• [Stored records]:
---

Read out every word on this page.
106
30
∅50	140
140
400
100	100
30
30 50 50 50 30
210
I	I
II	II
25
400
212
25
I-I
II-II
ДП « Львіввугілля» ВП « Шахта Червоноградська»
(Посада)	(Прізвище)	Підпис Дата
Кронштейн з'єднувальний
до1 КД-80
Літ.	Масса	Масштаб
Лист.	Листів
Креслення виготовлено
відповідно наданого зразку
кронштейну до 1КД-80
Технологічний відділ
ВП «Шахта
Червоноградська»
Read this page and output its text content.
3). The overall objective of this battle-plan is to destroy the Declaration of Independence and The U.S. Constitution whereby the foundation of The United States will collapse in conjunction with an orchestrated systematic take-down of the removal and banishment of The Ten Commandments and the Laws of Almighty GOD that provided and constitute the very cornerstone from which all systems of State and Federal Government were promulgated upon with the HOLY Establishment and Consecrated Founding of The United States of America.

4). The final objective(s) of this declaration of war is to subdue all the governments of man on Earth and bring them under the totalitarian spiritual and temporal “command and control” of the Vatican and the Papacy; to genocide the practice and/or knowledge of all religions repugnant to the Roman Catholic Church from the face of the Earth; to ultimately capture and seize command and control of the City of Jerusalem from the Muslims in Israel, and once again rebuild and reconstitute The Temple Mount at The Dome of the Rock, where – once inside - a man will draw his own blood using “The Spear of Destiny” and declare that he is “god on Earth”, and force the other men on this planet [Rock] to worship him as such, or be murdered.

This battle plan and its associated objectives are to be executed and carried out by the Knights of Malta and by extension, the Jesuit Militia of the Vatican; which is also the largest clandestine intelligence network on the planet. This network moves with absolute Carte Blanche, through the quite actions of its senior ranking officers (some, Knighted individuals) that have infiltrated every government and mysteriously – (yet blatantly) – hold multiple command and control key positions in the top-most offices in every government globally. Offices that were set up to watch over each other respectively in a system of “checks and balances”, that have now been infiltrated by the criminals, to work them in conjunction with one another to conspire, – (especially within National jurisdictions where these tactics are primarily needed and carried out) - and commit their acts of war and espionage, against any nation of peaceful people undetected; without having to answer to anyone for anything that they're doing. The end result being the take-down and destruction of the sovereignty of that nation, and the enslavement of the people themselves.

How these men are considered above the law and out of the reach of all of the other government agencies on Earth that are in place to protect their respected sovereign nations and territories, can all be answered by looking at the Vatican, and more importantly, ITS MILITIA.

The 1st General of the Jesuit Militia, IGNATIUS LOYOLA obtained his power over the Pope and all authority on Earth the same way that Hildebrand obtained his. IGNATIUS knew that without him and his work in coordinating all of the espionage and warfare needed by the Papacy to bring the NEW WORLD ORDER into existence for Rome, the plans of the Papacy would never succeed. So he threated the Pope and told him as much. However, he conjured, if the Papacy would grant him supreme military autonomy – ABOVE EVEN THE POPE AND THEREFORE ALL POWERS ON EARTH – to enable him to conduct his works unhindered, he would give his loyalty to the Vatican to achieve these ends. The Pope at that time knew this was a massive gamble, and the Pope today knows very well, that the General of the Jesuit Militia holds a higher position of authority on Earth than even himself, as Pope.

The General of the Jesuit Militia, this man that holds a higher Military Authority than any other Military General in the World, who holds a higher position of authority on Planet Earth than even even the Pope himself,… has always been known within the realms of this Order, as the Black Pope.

---

• [Exercise goal]: Using the listing above, pull out all lines that hold the word "page".

• [Exercise response]:
Read out every word on this page.
Read this page and output its text content.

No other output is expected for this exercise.